A block of data
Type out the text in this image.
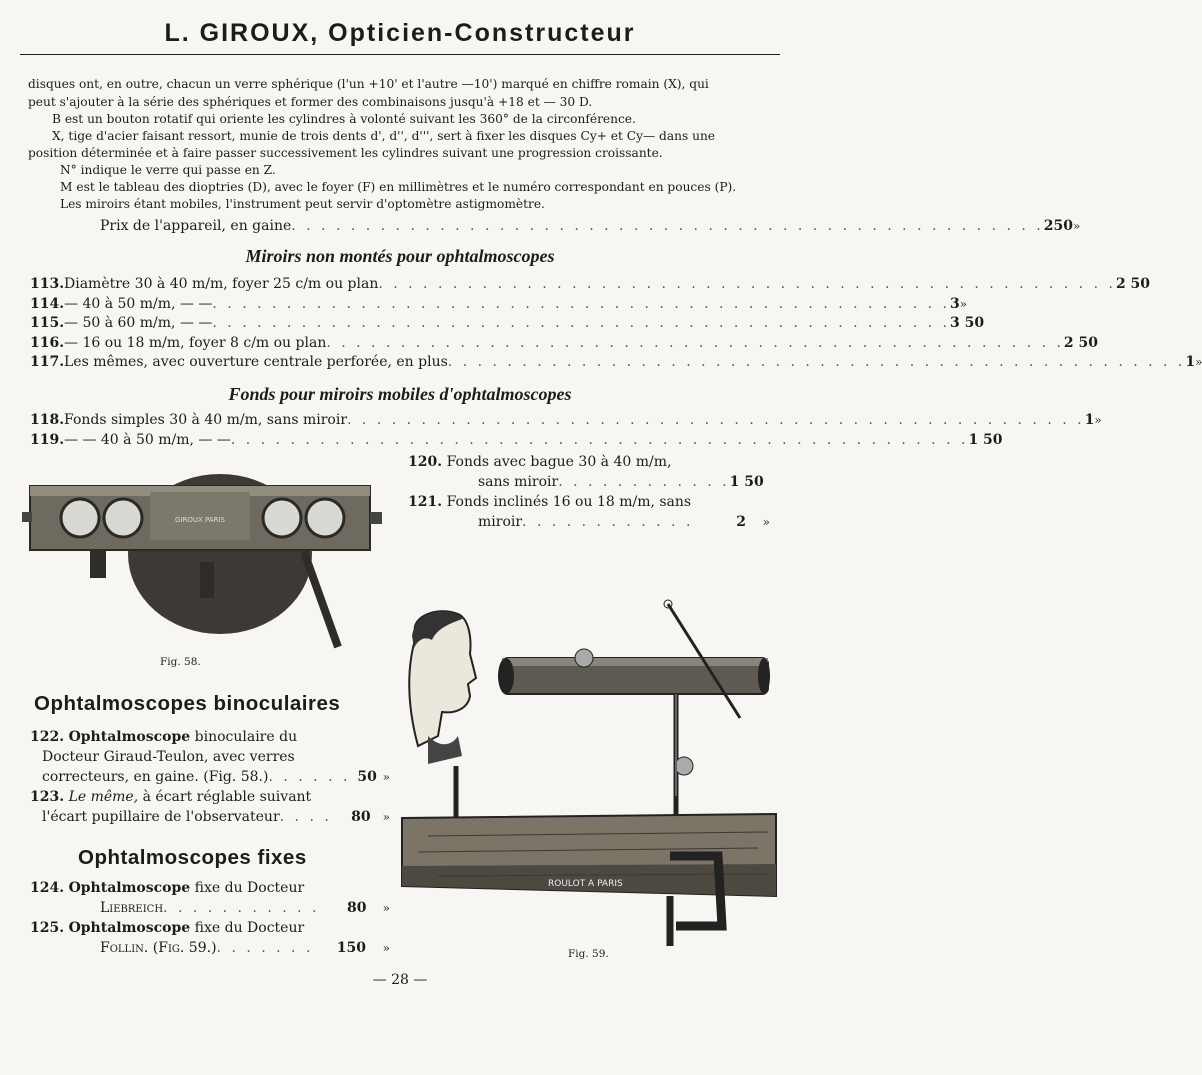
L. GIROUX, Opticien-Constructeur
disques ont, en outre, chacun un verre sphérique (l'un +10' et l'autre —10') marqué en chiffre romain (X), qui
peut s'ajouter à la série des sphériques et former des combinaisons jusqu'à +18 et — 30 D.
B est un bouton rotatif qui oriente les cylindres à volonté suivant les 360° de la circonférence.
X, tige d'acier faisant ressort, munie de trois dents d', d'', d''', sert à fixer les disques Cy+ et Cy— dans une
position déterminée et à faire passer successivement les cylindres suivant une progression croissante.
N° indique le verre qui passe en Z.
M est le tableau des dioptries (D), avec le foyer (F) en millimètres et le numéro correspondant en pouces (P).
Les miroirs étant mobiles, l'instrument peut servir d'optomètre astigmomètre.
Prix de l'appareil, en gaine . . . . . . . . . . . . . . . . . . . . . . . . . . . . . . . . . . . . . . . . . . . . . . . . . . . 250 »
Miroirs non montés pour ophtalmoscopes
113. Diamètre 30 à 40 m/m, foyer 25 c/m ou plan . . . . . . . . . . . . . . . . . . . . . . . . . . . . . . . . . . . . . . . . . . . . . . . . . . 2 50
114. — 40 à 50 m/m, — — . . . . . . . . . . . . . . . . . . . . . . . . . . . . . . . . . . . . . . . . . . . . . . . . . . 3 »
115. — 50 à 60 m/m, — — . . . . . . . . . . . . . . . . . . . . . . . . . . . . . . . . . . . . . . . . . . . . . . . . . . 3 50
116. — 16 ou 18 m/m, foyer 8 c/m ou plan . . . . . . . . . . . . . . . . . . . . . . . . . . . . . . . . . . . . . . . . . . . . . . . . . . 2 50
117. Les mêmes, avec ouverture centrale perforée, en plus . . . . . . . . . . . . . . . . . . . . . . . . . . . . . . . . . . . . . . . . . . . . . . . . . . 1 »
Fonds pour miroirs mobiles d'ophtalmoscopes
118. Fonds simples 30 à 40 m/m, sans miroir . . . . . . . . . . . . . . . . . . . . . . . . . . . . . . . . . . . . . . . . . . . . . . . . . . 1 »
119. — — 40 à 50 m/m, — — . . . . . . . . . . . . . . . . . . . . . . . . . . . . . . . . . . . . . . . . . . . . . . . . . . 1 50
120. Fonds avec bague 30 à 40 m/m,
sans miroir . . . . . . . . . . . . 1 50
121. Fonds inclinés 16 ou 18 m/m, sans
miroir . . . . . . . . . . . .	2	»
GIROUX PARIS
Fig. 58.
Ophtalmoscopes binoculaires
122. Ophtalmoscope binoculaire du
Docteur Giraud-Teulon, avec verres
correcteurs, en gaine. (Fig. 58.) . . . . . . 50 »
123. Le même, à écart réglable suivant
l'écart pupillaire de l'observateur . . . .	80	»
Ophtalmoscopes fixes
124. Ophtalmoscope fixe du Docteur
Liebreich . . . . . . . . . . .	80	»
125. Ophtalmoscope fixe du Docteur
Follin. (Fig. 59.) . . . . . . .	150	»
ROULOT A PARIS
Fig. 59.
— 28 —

...

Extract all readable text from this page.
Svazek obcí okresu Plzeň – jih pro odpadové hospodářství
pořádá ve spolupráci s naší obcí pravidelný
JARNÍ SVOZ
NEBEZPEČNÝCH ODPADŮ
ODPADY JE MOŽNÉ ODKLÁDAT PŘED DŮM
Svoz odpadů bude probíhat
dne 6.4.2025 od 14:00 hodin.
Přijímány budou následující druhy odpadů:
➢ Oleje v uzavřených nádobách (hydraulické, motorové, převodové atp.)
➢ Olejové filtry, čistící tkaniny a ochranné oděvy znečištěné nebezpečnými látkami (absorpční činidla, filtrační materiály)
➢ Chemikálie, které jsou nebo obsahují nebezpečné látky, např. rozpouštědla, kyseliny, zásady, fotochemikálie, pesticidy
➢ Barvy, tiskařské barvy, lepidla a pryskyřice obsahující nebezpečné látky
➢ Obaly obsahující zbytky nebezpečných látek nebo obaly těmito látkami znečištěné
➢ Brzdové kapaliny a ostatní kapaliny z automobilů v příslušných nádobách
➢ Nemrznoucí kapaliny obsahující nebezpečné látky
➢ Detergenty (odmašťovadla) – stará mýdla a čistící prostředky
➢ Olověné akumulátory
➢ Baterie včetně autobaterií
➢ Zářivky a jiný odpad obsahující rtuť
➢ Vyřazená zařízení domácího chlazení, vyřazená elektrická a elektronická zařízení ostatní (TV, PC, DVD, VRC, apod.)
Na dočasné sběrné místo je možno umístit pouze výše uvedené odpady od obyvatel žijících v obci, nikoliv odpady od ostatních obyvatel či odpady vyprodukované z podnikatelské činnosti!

:: What the task asks ::
In the records above, find each line that holds the word "sans"; copy all such lines.

:: Response ::
118. Fonds simples 30 à 40 m/m, sans miroir . . . . . . . . . . . . . . . . . . . . . . . . . . . . . . . . . . . . . . . . . . . . . . . . . . 1 »
sans miroir . . . . . . . . . . . . 1 50
121. Fonds inclinés 16 ou 18 m/m, sans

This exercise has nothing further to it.